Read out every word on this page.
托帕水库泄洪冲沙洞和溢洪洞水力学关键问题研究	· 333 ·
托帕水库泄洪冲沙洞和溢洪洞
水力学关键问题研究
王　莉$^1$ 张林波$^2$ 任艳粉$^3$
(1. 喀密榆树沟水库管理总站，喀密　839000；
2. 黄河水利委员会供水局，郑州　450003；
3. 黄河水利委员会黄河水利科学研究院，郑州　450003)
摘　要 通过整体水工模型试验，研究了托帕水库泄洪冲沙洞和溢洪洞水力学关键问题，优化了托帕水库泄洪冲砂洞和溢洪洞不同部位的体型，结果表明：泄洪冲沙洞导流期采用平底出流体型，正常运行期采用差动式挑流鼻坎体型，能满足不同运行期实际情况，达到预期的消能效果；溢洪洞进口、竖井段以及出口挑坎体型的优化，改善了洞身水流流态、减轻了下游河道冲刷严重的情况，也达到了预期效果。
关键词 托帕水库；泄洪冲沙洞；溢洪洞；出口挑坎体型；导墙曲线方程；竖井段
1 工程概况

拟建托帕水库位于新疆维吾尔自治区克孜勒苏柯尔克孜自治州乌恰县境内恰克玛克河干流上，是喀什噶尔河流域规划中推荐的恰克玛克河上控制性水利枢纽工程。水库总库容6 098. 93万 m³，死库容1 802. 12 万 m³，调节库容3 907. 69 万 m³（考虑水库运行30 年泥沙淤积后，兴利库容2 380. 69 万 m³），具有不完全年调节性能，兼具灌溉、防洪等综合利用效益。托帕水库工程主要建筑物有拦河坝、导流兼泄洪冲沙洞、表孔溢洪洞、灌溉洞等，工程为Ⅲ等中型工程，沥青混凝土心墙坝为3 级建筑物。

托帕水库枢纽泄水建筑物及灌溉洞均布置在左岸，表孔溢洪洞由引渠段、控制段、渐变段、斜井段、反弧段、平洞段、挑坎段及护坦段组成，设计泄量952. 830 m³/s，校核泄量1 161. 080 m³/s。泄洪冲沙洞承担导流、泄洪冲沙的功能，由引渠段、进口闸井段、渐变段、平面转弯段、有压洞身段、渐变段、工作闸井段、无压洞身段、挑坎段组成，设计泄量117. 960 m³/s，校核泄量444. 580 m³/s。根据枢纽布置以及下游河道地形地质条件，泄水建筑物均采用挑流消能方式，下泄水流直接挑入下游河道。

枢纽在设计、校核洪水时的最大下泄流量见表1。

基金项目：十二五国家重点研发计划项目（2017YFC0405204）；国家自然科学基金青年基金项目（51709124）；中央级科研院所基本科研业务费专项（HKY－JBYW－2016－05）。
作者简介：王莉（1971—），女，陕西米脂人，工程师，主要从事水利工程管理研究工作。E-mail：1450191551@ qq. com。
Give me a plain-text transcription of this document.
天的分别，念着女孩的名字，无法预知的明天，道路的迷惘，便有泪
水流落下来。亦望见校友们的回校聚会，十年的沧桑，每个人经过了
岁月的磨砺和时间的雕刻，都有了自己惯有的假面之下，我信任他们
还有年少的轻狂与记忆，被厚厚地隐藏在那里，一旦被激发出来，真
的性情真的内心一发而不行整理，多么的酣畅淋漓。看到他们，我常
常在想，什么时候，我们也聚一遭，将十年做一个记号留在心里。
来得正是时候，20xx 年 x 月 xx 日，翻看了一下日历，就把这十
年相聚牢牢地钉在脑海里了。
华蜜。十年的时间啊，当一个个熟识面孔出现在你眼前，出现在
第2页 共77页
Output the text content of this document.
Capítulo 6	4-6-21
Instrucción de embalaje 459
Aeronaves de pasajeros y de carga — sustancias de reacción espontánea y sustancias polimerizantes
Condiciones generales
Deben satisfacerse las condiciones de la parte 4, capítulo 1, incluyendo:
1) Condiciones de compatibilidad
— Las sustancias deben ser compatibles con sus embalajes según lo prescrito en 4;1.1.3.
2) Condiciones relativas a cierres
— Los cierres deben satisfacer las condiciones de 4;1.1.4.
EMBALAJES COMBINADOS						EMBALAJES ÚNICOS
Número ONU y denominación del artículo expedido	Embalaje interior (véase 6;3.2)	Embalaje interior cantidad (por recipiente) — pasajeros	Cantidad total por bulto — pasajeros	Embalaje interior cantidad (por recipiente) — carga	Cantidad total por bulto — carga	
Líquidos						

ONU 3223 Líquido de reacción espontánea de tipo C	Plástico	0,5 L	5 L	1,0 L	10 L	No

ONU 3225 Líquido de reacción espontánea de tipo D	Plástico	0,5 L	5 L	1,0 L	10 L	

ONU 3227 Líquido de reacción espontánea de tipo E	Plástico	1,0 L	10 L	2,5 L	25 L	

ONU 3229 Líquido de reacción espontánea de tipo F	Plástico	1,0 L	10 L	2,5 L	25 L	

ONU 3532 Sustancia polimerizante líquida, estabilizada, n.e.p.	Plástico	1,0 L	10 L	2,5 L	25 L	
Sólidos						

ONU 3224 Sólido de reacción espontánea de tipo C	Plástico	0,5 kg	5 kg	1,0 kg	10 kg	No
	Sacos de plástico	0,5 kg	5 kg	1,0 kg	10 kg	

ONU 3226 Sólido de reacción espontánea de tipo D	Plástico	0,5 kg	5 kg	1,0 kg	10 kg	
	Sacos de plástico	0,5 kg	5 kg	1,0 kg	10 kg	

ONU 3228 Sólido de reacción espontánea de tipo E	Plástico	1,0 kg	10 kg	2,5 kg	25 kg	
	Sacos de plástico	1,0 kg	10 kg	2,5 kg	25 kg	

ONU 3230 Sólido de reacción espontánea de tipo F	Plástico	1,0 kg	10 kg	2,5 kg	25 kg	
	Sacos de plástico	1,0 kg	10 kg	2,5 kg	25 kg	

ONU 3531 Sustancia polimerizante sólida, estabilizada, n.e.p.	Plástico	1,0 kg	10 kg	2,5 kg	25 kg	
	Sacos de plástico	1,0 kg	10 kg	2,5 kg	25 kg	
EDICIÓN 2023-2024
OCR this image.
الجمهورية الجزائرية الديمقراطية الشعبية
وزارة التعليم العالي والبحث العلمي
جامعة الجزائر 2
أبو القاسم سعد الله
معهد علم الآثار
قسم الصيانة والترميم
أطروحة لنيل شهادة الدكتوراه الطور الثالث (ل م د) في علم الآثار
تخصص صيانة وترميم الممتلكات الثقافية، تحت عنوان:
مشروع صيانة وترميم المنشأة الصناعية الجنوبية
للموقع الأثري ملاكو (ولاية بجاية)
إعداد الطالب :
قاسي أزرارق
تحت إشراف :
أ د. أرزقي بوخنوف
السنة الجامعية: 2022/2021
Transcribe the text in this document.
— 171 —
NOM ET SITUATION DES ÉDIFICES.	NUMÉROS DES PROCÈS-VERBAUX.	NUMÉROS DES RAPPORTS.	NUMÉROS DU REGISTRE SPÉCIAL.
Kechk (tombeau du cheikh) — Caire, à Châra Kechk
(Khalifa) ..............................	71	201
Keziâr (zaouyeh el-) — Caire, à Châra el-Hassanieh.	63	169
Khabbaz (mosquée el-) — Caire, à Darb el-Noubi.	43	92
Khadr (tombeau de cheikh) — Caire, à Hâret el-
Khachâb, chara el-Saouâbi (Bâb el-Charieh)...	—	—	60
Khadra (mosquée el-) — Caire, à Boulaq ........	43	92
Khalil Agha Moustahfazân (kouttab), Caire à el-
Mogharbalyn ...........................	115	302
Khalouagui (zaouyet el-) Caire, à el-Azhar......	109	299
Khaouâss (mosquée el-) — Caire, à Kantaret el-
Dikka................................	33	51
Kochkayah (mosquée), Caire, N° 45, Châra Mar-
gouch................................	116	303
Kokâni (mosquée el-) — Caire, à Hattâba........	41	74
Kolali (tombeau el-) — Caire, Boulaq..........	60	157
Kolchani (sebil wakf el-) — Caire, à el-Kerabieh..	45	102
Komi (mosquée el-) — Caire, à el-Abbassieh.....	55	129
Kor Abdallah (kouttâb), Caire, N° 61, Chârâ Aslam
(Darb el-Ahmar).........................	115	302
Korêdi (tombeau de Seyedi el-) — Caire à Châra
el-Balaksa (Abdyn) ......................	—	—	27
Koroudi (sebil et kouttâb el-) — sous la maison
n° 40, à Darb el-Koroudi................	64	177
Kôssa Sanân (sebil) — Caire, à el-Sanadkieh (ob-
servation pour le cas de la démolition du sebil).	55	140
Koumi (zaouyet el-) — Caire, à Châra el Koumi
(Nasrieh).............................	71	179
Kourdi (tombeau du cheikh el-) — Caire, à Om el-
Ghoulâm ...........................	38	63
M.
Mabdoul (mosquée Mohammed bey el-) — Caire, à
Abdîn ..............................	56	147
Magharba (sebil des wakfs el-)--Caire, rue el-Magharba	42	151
******************************
• Exercise instructions: Say how many lines in the records hold the string "الآثار", and say nothing else.

• Right answer: 2